## Passage to read
━━━━━━━━━━━━━━━━━━━━━━━━━━━━━━

How to bypass black screen when entering app

Ekran Alıntısı

The screenshot in your post shows the classic console (terminal) window that’s used by the Windows operating system. This window gets created by the host process of a console session, “conhost.exe”. Nowadays a console session can also be hosted by an instance of “openconsole.exe” that’s associated with a tab in Windows Terminal. In Windows 11, users can select Windows Terminal as their default terminal.

A console or terminal reads keyboard input and displays text on a screen (and possibly one or more alternate screens). Usually the default background color of a console or terminal is black, but a user can configure a different default background color. On Windows, a console also provides mouse input events and window-size events directly to applications via the low-level ReadConsoleInputW() function.

A console or terminal is commonly used to implement a command-line interface (CLI), such as the CMD shell, PowerShell, or Python’s interactive shell (i.e. Python’s interactive read-eval-print loop, or REPL). A console or terminal can also implement a text user interface (TUI), such as for text editors like vim or nano.

By default, a console application such as “python.exe” either inherits or allocates a console session. By default, standard input in a Python console application is read from a console input file, including at the prompt of the interactive shell, builtin input(), and sys.stdin.read(). By default, standard output and standard error in a Python console application are written to a console output file, including output in the interactive shell, builtin print(), sys.stdout.write(), and sys.stderr.write().

If you don’t want your script to have a console, run “pythonw.exe” instead of “python.exe”. In this case, if you need a user interface, you’ll have to implement it yourself using a GUI toolkit such as tkinter, pyqt, etc. “pythonw.exe” is also good for running background processes that have no user interface.

━━━━━━━━━━━━━━━━━━━━━━━━━━━━━━

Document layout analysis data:
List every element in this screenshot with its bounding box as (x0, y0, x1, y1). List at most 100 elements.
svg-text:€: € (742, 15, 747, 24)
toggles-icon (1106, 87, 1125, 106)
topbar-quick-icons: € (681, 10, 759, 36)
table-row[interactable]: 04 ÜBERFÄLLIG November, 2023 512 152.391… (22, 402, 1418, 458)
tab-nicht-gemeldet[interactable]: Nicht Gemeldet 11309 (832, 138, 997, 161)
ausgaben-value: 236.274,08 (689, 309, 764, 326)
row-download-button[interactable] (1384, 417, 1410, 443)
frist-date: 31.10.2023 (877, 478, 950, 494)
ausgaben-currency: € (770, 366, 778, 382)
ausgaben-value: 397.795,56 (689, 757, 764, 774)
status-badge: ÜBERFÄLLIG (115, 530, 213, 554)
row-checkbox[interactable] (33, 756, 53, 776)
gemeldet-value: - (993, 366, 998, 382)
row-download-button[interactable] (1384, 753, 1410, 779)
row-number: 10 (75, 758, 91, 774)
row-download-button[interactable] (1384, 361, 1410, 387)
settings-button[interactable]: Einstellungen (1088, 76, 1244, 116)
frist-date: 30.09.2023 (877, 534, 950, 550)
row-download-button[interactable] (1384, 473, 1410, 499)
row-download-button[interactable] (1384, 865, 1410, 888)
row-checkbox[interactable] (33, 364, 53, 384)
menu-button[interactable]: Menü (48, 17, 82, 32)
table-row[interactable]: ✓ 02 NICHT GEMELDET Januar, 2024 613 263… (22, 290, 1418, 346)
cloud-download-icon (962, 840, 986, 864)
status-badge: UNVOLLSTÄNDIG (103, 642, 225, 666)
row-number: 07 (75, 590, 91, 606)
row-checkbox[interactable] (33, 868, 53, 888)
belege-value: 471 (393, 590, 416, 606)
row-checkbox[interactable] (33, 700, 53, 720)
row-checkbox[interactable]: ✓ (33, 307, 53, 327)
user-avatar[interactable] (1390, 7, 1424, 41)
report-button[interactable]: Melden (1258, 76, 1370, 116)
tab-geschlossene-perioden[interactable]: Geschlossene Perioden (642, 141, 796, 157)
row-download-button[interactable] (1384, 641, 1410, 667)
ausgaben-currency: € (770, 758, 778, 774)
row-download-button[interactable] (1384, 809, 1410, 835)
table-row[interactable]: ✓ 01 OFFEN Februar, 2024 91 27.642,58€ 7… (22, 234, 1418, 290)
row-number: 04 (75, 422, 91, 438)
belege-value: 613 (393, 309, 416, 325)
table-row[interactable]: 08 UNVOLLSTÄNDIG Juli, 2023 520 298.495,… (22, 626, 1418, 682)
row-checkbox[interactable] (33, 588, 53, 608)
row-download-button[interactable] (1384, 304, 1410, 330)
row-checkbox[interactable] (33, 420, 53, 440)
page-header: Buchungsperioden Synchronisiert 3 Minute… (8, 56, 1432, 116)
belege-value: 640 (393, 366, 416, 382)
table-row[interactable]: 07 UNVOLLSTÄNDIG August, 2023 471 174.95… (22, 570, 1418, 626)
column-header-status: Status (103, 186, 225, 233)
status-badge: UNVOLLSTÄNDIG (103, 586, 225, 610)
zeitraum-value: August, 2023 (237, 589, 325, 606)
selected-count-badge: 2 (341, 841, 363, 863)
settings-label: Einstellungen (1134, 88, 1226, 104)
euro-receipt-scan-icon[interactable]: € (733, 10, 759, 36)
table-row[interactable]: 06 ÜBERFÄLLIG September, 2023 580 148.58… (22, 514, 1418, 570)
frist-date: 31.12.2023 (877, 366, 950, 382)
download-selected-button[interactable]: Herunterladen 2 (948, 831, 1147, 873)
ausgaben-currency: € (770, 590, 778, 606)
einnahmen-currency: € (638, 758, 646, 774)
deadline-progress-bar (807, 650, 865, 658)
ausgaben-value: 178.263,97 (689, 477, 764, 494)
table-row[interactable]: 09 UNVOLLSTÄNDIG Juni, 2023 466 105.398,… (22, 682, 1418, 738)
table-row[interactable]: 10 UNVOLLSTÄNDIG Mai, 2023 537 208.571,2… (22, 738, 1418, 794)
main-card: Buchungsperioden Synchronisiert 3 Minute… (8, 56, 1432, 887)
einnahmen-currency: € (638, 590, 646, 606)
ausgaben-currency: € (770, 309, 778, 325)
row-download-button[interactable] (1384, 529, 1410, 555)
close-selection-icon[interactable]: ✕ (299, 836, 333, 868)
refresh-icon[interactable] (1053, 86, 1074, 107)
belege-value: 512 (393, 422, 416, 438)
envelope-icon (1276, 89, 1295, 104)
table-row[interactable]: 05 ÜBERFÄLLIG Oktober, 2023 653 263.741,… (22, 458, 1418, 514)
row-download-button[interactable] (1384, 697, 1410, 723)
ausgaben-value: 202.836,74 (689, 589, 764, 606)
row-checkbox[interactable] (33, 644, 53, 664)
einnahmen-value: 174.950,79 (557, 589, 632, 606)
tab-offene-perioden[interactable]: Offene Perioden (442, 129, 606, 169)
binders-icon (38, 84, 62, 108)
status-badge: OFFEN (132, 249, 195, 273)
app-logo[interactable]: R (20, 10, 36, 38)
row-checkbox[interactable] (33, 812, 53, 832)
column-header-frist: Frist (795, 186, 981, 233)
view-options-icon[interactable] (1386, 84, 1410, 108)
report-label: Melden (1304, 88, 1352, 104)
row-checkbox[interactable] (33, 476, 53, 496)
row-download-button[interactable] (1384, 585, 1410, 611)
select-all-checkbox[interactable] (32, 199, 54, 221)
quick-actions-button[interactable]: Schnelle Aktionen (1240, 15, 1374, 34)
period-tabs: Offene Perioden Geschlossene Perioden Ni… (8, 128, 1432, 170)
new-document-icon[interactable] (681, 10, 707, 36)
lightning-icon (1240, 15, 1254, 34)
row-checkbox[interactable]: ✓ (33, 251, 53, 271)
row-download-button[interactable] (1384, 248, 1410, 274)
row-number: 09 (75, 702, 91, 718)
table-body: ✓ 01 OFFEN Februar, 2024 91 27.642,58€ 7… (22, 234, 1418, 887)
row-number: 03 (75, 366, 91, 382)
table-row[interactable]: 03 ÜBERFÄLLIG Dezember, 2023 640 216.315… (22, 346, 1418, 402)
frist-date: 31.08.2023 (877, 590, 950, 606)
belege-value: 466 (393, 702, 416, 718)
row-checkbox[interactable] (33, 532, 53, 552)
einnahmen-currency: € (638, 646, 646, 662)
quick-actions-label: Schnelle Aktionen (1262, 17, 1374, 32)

━━━━━━━━━━━━━━━━━━━━━━━━━━━━━━

## What is required
Reproduce the stretch from "A console or terminal reads" through "vim or nano." in the explanation of console windows, keeping every word and punctuation mark unchanged.

## Reply
A console or terminal reads keyboard input and displays text on a screen (and possibly one or more alternate screens). Usually the default background color of a console or terminal is black, but a user can configure a different default background color. On Windows, a console also provides mouse input events and window-size events directly to applications via the low-level ReadConsoleInputW() function.

A console or terminal is commonly used to implement a command-line interface (CLI), such as the CMD shell, PowerShell, or Python’s interactive shell (i.e. Python’s interactive read-eval-print loop, or REPL). A console or terminal can also implement a text user interface (TUI), such as for text editors like vim or nano.